-- Start SUPPLIED DATA --

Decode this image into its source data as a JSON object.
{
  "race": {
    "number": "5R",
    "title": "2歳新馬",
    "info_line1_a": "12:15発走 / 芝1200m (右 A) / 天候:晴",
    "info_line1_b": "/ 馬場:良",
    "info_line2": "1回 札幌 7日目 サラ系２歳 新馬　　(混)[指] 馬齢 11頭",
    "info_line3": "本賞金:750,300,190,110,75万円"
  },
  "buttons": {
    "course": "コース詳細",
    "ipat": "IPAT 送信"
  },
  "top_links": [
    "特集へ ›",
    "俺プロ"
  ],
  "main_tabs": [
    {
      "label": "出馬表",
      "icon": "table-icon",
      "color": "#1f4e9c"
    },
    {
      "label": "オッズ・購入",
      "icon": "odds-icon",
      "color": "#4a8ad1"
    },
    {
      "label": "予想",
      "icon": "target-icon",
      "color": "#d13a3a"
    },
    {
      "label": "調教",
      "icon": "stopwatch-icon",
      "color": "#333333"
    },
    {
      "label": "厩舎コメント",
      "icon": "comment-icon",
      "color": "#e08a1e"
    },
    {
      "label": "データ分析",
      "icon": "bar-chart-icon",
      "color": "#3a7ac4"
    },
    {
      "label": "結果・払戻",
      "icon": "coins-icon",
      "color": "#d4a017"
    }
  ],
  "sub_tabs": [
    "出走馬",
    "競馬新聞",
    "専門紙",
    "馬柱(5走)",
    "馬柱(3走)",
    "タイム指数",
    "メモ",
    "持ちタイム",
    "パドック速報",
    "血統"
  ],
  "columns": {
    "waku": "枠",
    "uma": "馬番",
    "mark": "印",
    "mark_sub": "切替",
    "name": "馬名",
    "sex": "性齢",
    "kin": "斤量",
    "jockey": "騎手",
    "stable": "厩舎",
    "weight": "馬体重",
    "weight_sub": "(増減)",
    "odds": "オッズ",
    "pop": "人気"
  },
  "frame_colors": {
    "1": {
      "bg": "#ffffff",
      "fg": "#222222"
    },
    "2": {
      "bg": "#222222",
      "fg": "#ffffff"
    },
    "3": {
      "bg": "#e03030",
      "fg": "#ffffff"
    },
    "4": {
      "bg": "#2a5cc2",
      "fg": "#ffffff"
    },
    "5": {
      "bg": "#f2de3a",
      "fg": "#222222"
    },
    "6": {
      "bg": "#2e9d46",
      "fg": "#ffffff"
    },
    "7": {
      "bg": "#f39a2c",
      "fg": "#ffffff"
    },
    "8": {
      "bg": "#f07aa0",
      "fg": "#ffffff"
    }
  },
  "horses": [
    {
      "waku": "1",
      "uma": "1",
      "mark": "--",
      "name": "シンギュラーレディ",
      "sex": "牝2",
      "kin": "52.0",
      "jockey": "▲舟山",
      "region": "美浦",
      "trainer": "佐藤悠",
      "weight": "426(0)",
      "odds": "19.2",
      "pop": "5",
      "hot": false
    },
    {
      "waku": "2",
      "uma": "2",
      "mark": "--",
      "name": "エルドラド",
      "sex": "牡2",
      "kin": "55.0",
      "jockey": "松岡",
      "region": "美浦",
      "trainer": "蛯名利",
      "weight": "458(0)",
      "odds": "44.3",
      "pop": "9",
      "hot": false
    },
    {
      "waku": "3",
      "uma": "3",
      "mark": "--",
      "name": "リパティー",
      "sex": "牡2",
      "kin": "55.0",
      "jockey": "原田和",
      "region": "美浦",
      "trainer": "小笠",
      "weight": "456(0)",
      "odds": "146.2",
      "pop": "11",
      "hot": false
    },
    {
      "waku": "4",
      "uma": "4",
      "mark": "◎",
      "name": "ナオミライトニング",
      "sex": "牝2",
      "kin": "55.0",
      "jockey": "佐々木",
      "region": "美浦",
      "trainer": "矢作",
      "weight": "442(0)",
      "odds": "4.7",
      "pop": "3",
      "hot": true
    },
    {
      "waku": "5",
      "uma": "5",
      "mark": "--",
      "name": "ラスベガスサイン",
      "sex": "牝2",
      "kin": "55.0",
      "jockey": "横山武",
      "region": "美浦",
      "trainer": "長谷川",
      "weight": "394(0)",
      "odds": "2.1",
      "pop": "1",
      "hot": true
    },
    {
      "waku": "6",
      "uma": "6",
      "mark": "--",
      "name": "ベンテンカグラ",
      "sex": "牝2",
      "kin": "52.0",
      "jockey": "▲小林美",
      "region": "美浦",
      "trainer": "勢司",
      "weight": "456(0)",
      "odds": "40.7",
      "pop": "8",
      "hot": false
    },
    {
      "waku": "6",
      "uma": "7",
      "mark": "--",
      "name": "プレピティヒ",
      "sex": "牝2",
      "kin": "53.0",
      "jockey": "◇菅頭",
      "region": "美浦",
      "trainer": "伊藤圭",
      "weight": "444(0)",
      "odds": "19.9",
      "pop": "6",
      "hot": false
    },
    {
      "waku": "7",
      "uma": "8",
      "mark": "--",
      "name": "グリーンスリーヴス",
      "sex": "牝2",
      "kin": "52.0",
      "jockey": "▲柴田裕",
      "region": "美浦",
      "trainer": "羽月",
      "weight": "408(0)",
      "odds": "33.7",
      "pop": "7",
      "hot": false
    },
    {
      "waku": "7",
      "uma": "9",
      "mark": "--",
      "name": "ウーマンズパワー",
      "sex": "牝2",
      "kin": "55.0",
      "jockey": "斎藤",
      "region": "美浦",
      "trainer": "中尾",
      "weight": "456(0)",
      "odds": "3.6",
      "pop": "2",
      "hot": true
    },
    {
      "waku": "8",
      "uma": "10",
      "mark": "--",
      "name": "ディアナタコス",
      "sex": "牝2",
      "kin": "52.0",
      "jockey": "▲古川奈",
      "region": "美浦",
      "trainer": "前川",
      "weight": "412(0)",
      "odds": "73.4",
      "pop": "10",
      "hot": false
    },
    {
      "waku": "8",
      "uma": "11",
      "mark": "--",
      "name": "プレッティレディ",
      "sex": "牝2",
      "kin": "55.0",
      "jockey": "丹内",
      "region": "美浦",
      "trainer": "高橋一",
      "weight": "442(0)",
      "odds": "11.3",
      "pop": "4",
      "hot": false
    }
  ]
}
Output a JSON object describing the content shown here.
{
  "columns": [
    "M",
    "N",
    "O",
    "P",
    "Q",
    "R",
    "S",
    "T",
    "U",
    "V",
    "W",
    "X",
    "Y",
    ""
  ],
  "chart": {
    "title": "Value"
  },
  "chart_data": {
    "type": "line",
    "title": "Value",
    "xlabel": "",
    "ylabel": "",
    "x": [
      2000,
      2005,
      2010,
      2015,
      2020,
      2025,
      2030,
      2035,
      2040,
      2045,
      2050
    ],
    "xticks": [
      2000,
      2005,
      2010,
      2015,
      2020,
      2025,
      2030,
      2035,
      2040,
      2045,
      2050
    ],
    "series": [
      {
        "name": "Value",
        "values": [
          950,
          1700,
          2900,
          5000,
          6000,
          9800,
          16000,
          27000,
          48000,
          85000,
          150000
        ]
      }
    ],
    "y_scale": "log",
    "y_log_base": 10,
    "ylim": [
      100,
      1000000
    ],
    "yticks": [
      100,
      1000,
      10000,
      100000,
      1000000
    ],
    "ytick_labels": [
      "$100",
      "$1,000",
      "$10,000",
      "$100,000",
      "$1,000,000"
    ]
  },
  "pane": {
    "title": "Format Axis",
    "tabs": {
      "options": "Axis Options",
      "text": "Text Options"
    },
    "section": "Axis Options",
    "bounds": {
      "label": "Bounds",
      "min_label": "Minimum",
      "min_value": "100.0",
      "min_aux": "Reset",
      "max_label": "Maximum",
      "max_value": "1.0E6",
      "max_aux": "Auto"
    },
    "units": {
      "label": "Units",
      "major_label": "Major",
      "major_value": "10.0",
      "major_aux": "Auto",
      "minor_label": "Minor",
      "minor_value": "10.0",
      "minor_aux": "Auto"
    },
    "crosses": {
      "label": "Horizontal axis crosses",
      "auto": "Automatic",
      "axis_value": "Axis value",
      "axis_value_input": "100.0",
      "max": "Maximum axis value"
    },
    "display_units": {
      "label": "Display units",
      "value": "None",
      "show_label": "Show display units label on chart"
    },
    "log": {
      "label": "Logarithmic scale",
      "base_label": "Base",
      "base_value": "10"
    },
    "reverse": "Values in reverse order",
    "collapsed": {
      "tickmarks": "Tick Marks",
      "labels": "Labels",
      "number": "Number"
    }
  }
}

-- End SUPPLIED DATA --

> TASK BRIEF
Return only the number of lines in the entries that contain the string "waku".

> FINAL ANSWER
12